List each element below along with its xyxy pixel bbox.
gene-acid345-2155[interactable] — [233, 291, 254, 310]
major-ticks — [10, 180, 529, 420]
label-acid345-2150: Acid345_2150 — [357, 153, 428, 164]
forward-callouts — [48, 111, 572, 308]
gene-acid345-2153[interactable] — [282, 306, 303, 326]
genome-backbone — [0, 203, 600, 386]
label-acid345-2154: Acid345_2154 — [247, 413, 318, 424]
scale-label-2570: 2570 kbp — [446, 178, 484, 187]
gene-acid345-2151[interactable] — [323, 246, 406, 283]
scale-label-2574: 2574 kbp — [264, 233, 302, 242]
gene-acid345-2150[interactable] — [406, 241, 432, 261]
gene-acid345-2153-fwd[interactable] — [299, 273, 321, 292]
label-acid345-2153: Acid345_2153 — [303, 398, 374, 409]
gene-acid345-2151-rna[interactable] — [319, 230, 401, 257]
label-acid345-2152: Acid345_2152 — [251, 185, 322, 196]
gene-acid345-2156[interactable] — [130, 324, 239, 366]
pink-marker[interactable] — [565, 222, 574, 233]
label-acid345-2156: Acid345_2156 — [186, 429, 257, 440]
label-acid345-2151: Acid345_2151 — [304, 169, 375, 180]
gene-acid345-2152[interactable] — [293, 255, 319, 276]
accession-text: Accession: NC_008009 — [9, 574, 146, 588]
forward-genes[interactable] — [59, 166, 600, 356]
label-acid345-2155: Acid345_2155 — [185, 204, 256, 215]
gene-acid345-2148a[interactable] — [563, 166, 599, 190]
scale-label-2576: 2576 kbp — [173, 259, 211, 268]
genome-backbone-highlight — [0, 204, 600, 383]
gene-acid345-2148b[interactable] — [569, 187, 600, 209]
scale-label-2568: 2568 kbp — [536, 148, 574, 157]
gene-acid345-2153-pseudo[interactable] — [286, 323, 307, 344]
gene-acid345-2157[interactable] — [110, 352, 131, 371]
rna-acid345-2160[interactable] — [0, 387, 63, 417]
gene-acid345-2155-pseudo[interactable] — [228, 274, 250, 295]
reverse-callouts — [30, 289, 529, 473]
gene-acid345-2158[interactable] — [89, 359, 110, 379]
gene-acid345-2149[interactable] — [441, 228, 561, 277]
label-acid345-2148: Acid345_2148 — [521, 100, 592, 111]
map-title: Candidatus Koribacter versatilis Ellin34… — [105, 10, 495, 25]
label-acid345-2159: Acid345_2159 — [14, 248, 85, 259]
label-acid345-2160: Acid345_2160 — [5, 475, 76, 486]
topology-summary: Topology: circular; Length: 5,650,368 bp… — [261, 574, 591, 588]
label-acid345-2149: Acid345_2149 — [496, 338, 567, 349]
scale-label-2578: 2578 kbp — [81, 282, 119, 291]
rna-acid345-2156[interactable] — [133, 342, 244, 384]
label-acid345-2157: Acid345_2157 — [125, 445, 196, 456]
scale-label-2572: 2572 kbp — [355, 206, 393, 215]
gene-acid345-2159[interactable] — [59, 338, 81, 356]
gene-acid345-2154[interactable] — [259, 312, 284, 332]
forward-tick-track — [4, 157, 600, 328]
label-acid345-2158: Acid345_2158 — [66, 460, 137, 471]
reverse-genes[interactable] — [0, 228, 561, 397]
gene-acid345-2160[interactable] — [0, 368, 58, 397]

TRY IT:
Each line of the data that contains "forward" belongs in the answer.

RESPONSE TO THIS EXERCISE:
forward-callouts — [48, 111, 572, 308]
forward-genes[interactable] — [59, 166, 600, 356]
forward-tick-track — [4, 157, 600, 328]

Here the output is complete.